--- start Excerpted data ---
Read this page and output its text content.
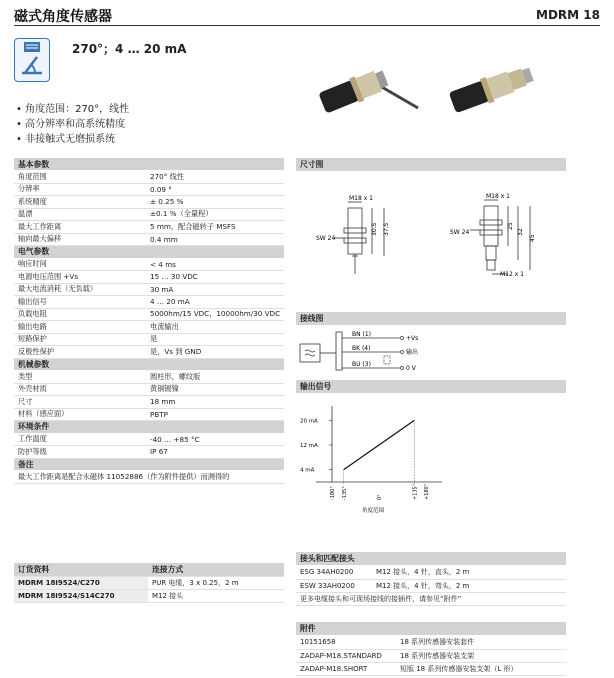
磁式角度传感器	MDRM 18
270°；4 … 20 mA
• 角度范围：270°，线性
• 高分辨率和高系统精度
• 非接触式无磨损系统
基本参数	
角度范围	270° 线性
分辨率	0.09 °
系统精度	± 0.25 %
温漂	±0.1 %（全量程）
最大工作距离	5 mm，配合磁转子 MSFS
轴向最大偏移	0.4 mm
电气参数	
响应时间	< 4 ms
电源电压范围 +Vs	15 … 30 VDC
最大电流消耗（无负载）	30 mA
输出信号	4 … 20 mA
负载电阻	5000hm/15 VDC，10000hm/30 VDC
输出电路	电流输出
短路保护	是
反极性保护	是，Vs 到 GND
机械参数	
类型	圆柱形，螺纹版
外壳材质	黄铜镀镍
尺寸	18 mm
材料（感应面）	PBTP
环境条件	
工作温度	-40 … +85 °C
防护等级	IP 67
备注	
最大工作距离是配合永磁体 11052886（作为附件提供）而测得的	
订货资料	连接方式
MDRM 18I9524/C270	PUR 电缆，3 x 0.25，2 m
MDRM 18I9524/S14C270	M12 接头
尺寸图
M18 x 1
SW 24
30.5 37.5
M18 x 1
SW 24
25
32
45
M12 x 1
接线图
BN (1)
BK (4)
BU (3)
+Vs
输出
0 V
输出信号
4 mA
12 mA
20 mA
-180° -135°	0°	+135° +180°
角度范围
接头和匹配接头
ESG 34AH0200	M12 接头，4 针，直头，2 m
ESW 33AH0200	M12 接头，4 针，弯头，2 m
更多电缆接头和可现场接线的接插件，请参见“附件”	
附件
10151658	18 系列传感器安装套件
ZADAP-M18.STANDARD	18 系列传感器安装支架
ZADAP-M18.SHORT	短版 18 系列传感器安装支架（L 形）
--- end Excerpted data ---
--- start Excerpted data ---
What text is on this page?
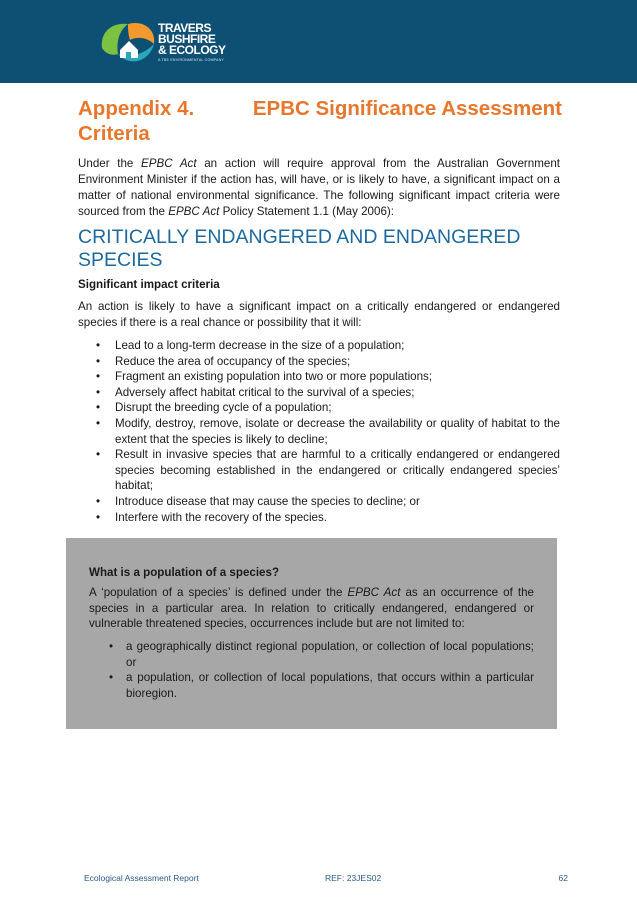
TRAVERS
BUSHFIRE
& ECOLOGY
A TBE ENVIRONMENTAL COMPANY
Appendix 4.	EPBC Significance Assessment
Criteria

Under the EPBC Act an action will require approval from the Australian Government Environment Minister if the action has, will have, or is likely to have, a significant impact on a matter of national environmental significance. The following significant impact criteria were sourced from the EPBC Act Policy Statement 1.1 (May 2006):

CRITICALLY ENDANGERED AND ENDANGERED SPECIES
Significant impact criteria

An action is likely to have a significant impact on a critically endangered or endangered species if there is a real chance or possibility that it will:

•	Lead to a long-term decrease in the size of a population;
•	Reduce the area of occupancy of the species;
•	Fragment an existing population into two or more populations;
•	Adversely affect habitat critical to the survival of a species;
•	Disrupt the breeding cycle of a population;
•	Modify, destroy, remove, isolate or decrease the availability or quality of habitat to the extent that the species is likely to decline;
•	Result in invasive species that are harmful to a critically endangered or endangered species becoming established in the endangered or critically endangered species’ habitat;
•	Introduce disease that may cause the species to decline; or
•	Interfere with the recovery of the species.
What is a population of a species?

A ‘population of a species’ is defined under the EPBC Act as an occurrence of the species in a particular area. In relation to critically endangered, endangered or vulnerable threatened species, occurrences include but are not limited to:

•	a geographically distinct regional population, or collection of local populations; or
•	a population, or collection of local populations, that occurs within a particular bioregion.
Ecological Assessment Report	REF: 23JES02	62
--- end Excerpted data ---
=== Task to complete ===
Each line in the entries above that includes the string "impact" should be extracted.

=== Task answer ===
Under the EPBC Act an action will require approval from the Australian Government Environment Minister if the action has, will have, or is likely to have, a significant impact on a matter of national environmental significance. The following significant impact criteria were sourced from the EPBC Act Policy Statement 1.1 (May 2006):
Significant impact criteria
An action is likely to have a significant impact on a critically endangered or endangered species if there is a real chance or possibility that it will:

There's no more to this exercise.